* WHAT IS EXPECTED *
Put the records starting at the line that contains "Patent image size: (918, 627)." and ending at the line that contains "The transducer (charge" into a Markdown table with the columns Row and Line, one numbered row per line and blank lines left out.

* RECORDS SHOWN *
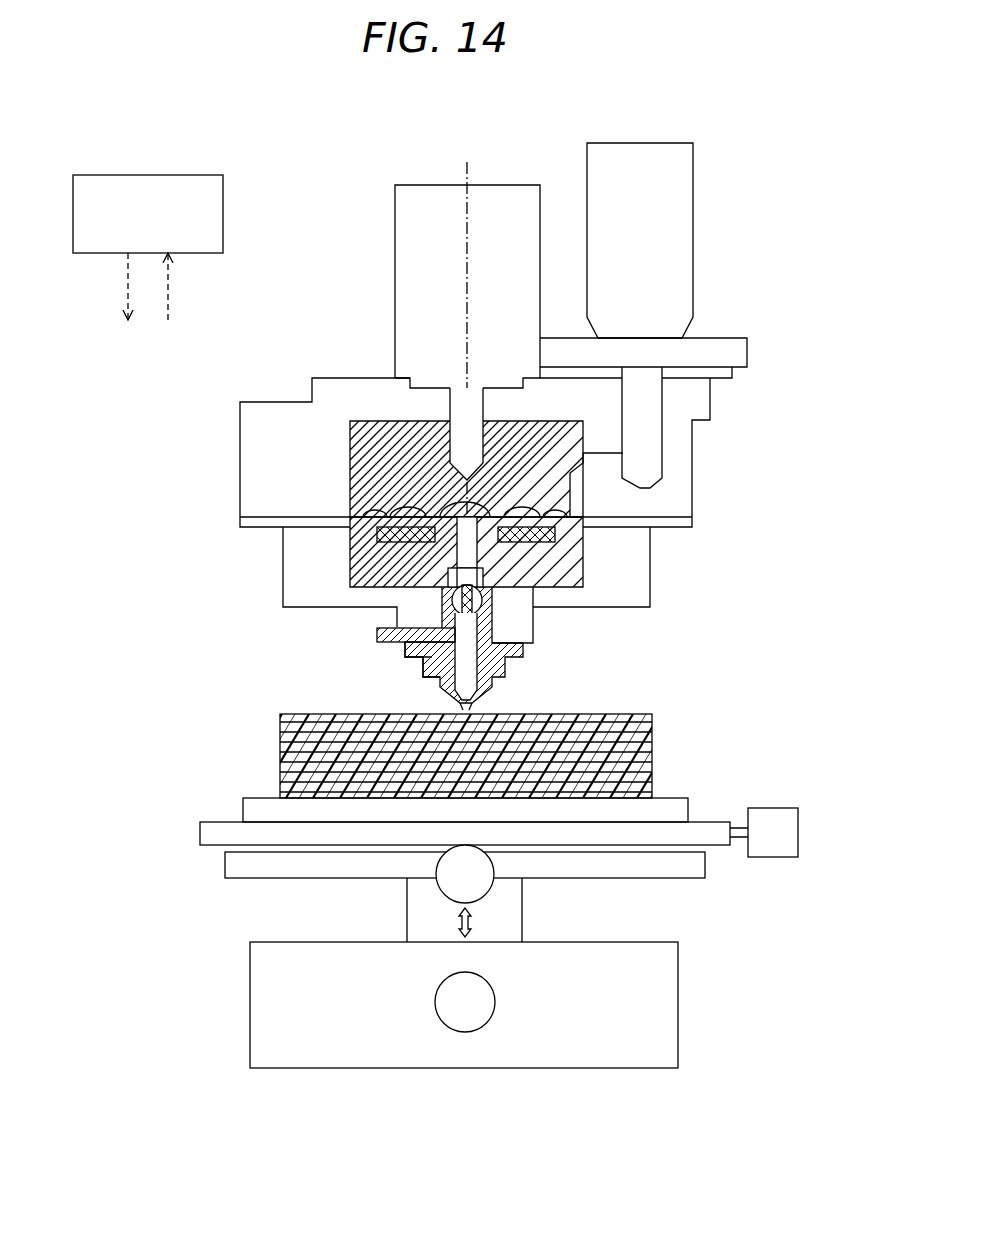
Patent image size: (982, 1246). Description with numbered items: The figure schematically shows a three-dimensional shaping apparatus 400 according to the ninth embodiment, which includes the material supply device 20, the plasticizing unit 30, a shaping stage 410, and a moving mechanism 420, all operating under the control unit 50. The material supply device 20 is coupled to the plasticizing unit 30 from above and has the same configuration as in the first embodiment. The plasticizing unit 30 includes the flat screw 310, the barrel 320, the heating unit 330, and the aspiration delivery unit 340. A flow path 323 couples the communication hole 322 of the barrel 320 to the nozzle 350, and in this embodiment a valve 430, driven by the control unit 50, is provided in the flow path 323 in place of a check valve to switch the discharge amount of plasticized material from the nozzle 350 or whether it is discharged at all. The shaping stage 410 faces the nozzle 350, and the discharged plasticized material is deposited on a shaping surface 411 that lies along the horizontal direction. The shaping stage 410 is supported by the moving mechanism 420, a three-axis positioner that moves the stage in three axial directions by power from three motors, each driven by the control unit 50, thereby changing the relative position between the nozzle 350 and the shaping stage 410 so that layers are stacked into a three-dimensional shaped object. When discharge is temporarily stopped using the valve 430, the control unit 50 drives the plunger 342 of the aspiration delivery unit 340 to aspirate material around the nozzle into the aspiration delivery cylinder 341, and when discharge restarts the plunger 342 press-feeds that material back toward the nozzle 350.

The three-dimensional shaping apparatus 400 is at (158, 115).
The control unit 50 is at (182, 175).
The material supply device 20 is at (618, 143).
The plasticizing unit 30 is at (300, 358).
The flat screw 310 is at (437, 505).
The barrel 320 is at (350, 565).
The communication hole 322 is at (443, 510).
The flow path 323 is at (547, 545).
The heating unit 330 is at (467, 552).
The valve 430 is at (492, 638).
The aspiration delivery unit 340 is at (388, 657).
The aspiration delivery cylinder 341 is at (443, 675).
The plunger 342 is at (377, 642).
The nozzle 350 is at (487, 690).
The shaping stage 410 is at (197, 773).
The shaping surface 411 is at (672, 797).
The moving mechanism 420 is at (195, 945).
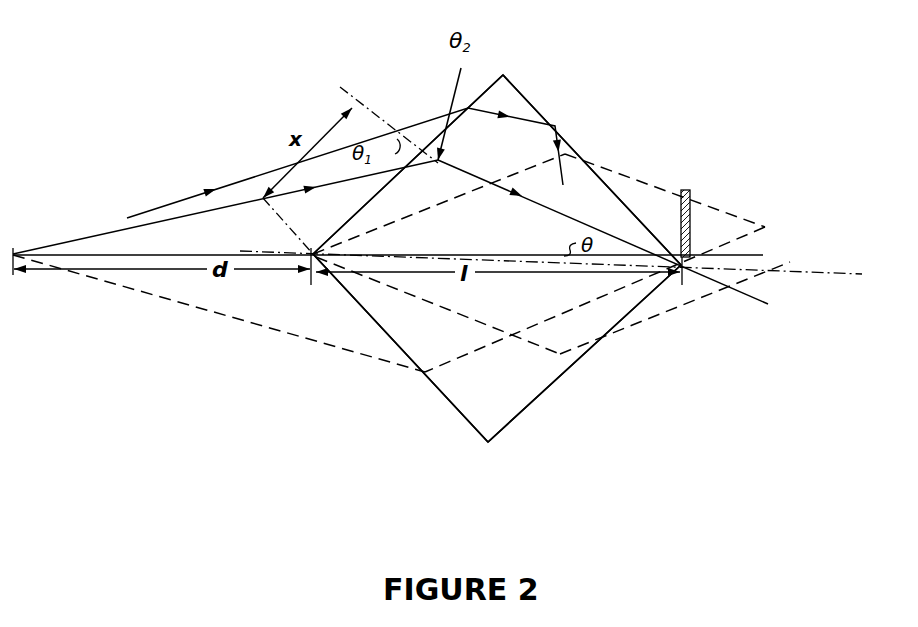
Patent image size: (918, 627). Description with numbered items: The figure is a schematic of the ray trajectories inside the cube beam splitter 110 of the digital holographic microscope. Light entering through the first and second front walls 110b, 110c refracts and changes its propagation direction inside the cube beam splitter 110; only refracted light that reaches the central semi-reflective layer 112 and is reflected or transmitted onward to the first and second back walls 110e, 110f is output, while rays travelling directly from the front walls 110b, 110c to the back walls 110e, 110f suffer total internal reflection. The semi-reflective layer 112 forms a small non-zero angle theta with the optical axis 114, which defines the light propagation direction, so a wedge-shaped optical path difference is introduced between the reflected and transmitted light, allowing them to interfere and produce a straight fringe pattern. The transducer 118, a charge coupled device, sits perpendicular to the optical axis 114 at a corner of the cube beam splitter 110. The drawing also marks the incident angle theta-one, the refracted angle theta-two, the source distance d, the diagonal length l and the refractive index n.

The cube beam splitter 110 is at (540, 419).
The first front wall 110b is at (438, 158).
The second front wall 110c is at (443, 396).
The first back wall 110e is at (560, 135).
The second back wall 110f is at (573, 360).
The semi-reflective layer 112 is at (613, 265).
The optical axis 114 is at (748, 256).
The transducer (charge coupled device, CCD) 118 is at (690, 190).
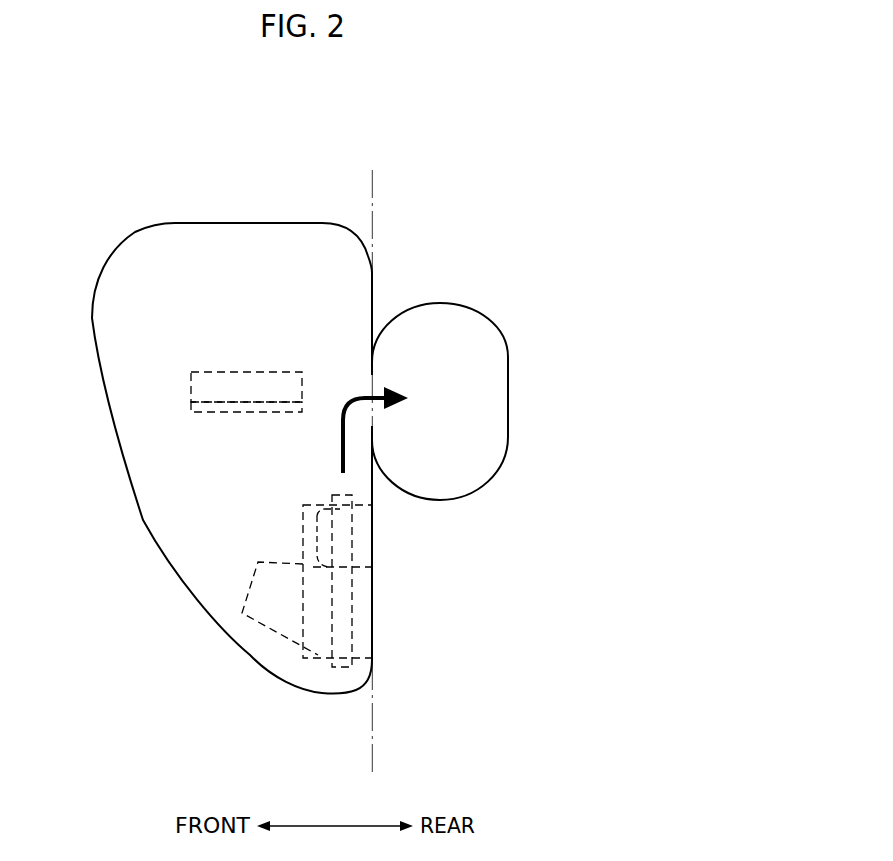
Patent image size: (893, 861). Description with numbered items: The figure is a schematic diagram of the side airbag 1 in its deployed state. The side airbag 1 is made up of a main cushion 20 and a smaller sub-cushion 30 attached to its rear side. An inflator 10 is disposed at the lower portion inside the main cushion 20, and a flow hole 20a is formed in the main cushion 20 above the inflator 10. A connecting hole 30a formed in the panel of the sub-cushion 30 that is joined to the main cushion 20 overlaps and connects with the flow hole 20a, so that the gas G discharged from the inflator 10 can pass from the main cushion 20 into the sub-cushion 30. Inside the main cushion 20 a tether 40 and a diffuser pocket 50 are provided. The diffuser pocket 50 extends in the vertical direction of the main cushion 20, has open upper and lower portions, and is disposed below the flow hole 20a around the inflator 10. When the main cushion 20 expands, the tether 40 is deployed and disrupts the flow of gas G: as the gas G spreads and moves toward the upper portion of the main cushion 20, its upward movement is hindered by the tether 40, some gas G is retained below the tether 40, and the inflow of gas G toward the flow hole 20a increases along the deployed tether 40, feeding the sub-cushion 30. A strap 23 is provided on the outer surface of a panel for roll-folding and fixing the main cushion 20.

---

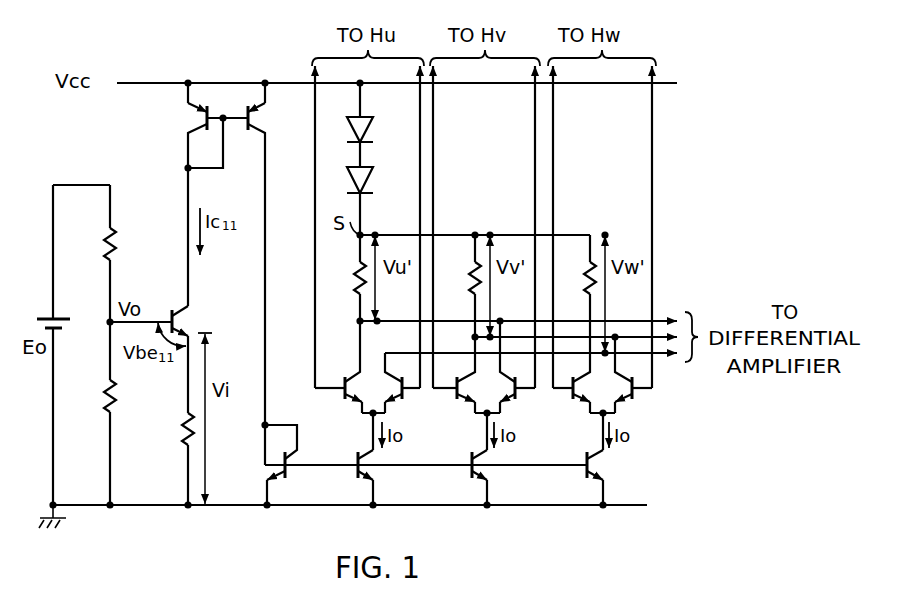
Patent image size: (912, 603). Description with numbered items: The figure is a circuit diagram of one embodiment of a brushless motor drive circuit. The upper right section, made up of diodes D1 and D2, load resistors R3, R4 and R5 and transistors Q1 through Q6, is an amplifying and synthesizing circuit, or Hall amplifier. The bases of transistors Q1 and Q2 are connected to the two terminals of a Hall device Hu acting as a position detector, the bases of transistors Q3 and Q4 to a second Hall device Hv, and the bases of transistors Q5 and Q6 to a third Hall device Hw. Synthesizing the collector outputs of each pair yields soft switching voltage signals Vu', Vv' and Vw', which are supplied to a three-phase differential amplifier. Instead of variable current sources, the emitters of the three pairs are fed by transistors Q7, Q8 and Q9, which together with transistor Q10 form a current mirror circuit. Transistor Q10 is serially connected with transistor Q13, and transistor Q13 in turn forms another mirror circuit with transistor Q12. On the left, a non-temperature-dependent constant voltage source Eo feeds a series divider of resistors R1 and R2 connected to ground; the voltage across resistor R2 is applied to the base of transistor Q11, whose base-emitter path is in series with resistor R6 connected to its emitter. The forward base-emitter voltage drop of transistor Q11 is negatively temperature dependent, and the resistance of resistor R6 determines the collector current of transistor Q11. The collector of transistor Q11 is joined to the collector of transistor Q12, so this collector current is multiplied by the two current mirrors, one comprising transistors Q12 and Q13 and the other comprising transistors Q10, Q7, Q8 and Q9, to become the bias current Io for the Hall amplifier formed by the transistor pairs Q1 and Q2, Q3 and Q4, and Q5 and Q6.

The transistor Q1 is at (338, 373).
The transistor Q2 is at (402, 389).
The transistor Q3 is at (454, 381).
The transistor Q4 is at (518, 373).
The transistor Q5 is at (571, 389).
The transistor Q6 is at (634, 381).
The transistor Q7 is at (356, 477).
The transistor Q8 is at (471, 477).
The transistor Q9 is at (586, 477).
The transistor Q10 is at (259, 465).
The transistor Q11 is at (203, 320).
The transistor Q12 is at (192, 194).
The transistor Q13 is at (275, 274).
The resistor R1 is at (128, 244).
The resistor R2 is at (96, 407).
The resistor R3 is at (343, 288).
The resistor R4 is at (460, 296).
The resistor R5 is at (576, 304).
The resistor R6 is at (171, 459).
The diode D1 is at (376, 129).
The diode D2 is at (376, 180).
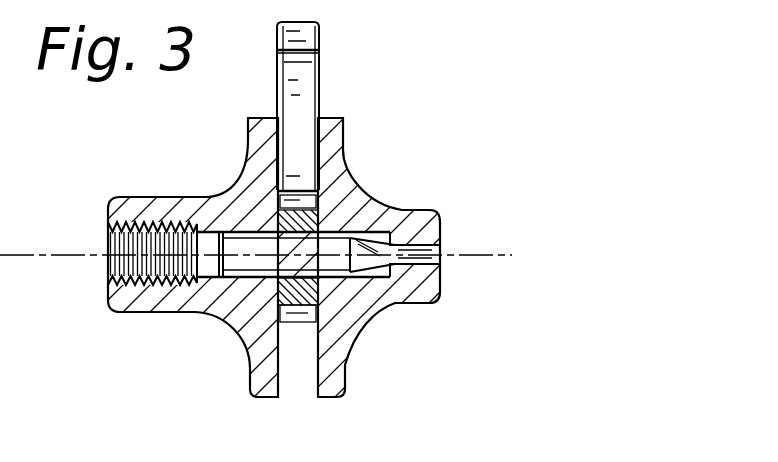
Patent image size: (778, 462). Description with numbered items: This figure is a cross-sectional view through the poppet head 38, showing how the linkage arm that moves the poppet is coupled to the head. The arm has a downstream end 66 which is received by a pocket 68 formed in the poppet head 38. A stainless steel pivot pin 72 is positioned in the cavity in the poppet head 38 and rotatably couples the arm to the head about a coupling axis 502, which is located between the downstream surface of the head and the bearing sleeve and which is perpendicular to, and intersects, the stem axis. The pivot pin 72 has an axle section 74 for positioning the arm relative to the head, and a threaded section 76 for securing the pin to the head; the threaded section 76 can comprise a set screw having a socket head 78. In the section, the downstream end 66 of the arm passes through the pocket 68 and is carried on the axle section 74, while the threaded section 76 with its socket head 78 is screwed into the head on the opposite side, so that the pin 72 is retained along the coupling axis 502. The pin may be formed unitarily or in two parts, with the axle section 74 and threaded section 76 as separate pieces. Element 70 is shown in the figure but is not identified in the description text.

* CORRECT ANSWER *
| Row | Line |
|---|---|
| 1 | Patent image size: (918, 627). Description with numbered items: The figure is a schematic of the ray trajectories inside the cube beam splitter 110 of the digital holographic microscope. Light entering through the first and second front walls 110b, 110c refracts and changes its propagation direction inside the cube beam splitter 110; only refracted light that reaches the central semi-reflective layer 112 and is reflected or transmitted onward to the first and second back walls 110e, 110f is output, while rays travelling directly from the front walls 110b, 110c to the back walls 110e, 110f suffer total internal reflection. The semi-reflective layer 112 forms a small non-zero angle theta with the optical axis 114, which defines the light propagation direction, so a wedge-shaped optical path difference is introduced between the reflected and transmitted light, allowing them to interfere and produce a straight fringe pattern. The transducer 118, a charge coupled device, sits perpendicular to the optical axis 114 at a corner of the cube beam splitter 110. The drawing also marks the incident angle theta-one, the refracted angle theta-two, the source distance d, the diagonal length l and the refractive index n. |
| 2 | The cube beam splitter 110 is at (540, 419). |
| 3 | The first front wall 110b is at (438, 158). |
| 4 | The second front wall 110c is at (443, 396). |
| 5 | The first back wall 110e is at (560, 135). |
| 6 | The second back wall 110f is at (573, 360). |
| 7 | The semi-reflective layer 112 is at (613, 265). |
| 8 | The optical axis 114 is at (748, 256). |
| 9 | The transducer (charge coupled device, CCD) 118 is at (690, 190). |